[Excerpts from a layout annotation set]
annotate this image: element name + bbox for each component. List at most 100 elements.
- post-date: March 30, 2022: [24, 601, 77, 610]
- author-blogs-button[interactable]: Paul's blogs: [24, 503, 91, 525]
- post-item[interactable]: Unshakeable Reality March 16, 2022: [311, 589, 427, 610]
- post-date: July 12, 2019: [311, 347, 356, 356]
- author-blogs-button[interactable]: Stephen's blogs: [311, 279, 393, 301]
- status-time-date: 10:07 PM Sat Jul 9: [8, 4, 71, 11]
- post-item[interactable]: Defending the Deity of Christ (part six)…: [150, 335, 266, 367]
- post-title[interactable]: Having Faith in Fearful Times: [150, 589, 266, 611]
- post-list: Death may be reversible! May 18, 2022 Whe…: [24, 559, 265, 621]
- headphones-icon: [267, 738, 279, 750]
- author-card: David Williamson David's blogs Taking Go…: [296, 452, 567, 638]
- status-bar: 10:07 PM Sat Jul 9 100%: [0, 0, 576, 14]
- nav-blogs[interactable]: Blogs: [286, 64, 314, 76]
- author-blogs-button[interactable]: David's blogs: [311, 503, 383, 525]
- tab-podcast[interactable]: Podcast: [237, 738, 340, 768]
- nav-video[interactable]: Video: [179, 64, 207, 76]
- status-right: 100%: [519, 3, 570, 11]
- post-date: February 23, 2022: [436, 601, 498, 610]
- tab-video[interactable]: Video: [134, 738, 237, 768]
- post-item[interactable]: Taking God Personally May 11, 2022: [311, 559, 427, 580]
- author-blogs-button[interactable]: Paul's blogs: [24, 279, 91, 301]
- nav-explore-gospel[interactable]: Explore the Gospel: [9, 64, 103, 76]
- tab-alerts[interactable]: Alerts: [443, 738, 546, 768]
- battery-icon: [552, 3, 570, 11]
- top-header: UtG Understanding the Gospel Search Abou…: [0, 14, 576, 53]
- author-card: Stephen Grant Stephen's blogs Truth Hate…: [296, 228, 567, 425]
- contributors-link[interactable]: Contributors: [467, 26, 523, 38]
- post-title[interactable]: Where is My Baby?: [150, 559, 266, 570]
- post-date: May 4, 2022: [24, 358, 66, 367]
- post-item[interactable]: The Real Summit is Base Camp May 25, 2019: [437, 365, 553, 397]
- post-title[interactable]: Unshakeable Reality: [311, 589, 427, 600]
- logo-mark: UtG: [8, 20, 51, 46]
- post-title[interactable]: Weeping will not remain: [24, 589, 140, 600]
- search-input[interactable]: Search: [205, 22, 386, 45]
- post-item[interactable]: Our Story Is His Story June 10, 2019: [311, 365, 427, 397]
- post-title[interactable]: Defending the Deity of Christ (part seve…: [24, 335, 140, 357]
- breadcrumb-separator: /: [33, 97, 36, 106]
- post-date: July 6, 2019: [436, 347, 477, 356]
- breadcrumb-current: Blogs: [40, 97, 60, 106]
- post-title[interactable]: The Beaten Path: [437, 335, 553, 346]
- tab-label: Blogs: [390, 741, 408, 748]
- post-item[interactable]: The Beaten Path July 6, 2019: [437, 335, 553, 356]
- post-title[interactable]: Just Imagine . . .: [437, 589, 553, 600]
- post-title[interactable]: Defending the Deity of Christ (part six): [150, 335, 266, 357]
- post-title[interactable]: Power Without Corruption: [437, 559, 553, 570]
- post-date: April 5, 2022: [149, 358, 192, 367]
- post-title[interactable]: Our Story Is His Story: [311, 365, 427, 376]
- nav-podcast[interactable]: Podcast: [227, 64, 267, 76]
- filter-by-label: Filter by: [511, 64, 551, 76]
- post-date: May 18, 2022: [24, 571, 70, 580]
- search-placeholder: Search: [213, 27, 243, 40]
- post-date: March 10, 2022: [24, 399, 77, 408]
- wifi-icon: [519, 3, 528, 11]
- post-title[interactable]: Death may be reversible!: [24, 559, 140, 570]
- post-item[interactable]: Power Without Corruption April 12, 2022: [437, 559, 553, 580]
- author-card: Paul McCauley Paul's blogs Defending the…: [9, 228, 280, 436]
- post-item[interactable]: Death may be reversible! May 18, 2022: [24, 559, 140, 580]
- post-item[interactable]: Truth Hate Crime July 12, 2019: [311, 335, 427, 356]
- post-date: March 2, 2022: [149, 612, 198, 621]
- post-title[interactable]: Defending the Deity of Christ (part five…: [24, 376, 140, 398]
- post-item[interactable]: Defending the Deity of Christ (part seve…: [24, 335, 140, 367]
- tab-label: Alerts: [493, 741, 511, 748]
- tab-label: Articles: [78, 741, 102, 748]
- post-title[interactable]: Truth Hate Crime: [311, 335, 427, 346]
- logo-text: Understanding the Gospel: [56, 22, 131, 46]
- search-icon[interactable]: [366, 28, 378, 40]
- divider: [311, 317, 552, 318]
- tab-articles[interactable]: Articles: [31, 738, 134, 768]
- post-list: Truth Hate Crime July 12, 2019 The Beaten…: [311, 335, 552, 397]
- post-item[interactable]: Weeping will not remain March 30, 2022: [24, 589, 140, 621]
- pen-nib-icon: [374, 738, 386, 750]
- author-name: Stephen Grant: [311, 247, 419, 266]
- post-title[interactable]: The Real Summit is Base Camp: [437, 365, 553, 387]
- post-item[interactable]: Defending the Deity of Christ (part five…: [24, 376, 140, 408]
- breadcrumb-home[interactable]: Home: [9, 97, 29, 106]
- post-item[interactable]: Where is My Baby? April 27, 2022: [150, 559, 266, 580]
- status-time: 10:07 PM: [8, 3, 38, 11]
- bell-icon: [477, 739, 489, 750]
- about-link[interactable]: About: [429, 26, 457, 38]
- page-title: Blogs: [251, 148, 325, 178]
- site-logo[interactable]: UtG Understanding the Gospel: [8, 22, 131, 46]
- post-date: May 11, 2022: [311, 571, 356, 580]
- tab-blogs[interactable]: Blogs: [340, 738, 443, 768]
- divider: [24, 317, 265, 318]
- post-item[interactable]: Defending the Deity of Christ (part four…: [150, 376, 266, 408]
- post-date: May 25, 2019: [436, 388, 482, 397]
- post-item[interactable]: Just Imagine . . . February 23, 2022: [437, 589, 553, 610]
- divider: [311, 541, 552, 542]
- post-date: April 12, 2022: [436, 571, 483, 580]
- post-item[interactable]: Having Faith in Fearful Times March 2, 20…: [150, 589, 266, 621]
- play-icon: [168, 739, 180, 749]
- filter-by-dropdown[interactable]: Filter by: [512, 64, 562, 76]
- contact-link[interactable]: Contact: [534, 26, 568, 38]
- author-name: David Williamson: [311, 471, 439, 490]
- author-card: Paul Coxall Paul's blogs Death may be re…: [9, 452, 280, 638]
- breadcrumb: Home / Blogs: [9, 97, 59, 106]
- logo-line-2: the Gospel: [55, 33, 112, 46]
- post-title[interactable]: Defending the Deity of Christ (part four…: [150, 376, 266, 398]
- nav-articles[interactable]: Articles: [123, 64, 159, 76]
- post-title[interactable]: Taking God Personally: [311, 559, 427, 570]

• Task objective:
Return every row above word for word, with nothing changed or left out.

• Correct result:
annotate this image: element name + bbox for each component. List at most 100 elements.
- post-date: March 30, 2022: [24, 601, 77, 610]
- author-blogs-button[interactable]: Paul's blogs: [24, 503, 91, 525]
- post-item[interactable]: Unshakeable Reality March 16, 2022: [311, 589, 427, 610]
- post-date: July 12, 2019: [311, 347, 356, 356]
- author-blogs-button[interactable]: Stephen's blogs: [311, 279, 393, 301]
- status-time-date: 10:07 PM Sat Jul 9: [8, 4, 71, 11]
- post-item[interactable]: Defending the Deity of Christ (part six)…: [150, 335, 266, 367]
- post-title[interactable]: Having Faith in Fearful Times: [150, 589, 266, 611]
- post-list: Death may be reversible! May 18, 2022 Whe…: [24, 559, 265, 621]
- headphones-icon: [267, 738, 279, 750]
- author-card: David Williamson David's blogs Taking Go…: [296, 452, 567, 638]
- status-bar: 10:07 PM Sat Jul 9 100%: [0, 0, 576, 14]
- nav-blogs[interactable]: Blogs: [286, 64, 314, 76]
- author-blogs-button[interactable]: David's blogs: [311, 503, 383, 525]
- tab-podcast[interactable]: Podcast: [237, 738, 340, 768]
- nav-video[interactable]: Video: [179, 64, 207, 76]
- status-right: 100%: [519, 3, 570, 11]
- post-date: February 23, 2022: [436, 601, 498, 610]
- tab-video[interactable]: Video: [134, 738, 237, 768]
- post-item[interactable]: Taking God Personally May 11, 2022: [311, 559, 427, 580]
- author-blogs-button[interactable]: Paul's blogs: [24, 279, 91, 301]
- nav-explore-gospel[interactable]: Explore the Gospel: [9, 64, 103, 76]
- tab-alerts[interactable]: Alerts: [443, 738, 546, 768]
- battery-icon: [552, 3, 570, 11]
- top-header: UtG Understanding the Gospel Search Abou…: [0, 14, 576, 53]
- author-card: Stephen Grant Stephen's blogs Truth Hate…: [296, 228, 567, 425]
- contributors-link[interactable]: Contributors: [467, 26, 523, 38]
- post-title[interactable]: Where is My Baby?: [150, 559, 266, 570]
- post-date: May 4, 2022: [24, 358, 66, 367]
- post-item[interactable]: The Real Summit is Base Camp May 25, 2019: [437, 365, 553, 397]
- post-title[interactable]: Unshakeable Reality: [311, 589, 427, 600]
- logo-mark: UtG: [8, 20, 51, 46]
- post-title[interactable]: Weeping will not remain: [24, 589, 140, 600]
- search-input[interactable]: Search: [205, 22, 386, 45]
- post-item[interactable]: Our Story Is His Story June 10, 2019: [311, 365, 427, 397]
- post-title[interactable]: Defending the Deity of Christ (part seve…: [24, 335, 140, 357]
- breadcrumb-separator: /: [33, 97, 36, 106]
- post-date: July 6, 2019: [436, 347, 477, 356]
- breadcrumb-current: Blogs: [40, 97, 60, 106]
- post-title[interactable]: The Beaten Path: [437, 335, 553, 346]
- tab-label: Blogs: [390, 741, 408, 748]
- post-item[interactable]: The Beaten Path July 6, 2019: [437, 335, 553, 356]
- post-title[interactable]: Just Imagine . . .: [437, 589, 553, 600]
- post-title[interactable]: Defending the Deity of Christ (part six): [150, 335, 266, 357]
- post-title[interactable]: Power Without Corruption: [437, 559, 553, 570]
- post-date: April 5, 2022: [149, 358, 192, 367]
- post-title[interactable]: Our Story Is His Story: [311, 365, 427, 376]
- nav-podcast[interactable]: Podcast: [227, 64, 267, 76]
- filter-by-label: Filter by: [511, 64, 551, 76]
- post-date: May 18, 2022: [24, 571, 70, 580]
- search-placeholder: Search: [213, 27, 243, 40]
- post-date: March 10, 2022: [24, 399, 77, 408]
- wifi-icon: [519, 3, 528, 11]
- post-title[interactable]: Death may be reversible!: [24, 559, 140, 570]
- post-item[interactable]: Power Without Corruption April 12, 2022: [437, 559, 553, 580]
- author-card: Paul McCauley Paul's blogs Defending the…: [9, 228, 280, 436]
- post-item[interactable]: Death may be reversible! May 18, 2022: [24, 559, 140, 580]
- post-item[interactable]: Truth Hate Crime July 12, 2019: [311, 335, 427, 356]
- post-date: March 2, 2022: [149, 612, 198, 621]
- post-title[interactable]: Defending the Deity of Christ (part five…: [24, 376, 140, 398]
- post-item[interactable]: Defending the Deity of Christ (part seve…: [24, 335, 140, 367]
- tab-label: Alerts: [493, 741, 511, 748]
- tab-label: Articles: [78, 741, 102, 748]
- post-title[interactable]: Truth Hate Crime: [311, 335, 427, 346]
- logo-text: Understanding the Gospel: [56, 22, 131, 46]
- search-icon[interactable]: [366, 28, 378, 40]
- divider: [311, 317, 552, 318]
- tab-articles[interactable]: Articles: [31, 738, 134, 768]
- post-list: Truth Hate Crime July 12, 2019 The Beaten…: [311, 335, 552, 397]
- post-item[interactable]: Weeping will not remain March 30, 2022: [24, 589, 140, 621]
- pen-nib-icon: [374, 738, 386, 750]
- author-name: Stephen Grant: [311, 247, 419, 266]
- post-title[interactable]: The Real Summit is Base Camp: [437, 365, 553, 387]
- post-item[interactable]: Defending the Deity of Christ (part five…: [24, 376, 140, 408]
- breadcrumb-home[interactable]: Home: [9, 97, 29, 106]
- post-item[interactable]: Where is My Baby? April 27, 2022: [150, 559, 266, 580]
- status-time: 10:07 PM: [8, 3, 38, 11]
- bell-icon: [477, 739, 489, 750]
- about-link[interactable]: About: [429, 26, 457, 38]
- page-title: Blogs: [251, 148, 325, 178]
- site-logo[interactable]: UtG Understanding the Gospel: [8, 22, 131, 46]
- post-date: May 11, 2022: [311, 571, 356, 580]
- tab-blogs[interactable]: Blogs: [340, 738, 443, 768]
- divider: [24, 317, 265, 318]
- post-item[interactable]: Defending the Deity of Christ (part four…: [150, 376, 266, 408]
- post-date: May 25, 2019: [436, 388, 482, 397]
- post-item[interactable]: Just Imagine . . . February 23, 2022: [437, 589, 553, 610]
- divider: [311, 541, 552, 542]
- post-date: April 12, 2022: [436, 571, 483, 580]
- post-item[interactable]: Having Faith in Fearful Times March 2, 20…: [150, 589, 266, 621]
- play-icon: [168, 739, 180, 749]
- filter-by-dropdown[interactable]: Filter by: [512, 64, 562, 76]
- contact-link[interactable]: Contact: [534, 26, 568, 38]
- author-name: David Williamson: [311, 471, 439, 490]
- author-card: Paul Coxall Paul's blogs Death may be re…: [9, 452, 280, 638]
- breadcrumb: Home / Blogs: [9, 97, 59, 106]
- logo-line-2: the Gospel: [55, 33, 112, 46]
- post-title[interactable]: Defending the Deity of Christ (part four…: [150, 376, 266, 398]
- nav-articles[interactable]: Articles: [123, 64, 159, 76]
- post-title[interactable]: Taking God Personally: [311, 559, 427, 570]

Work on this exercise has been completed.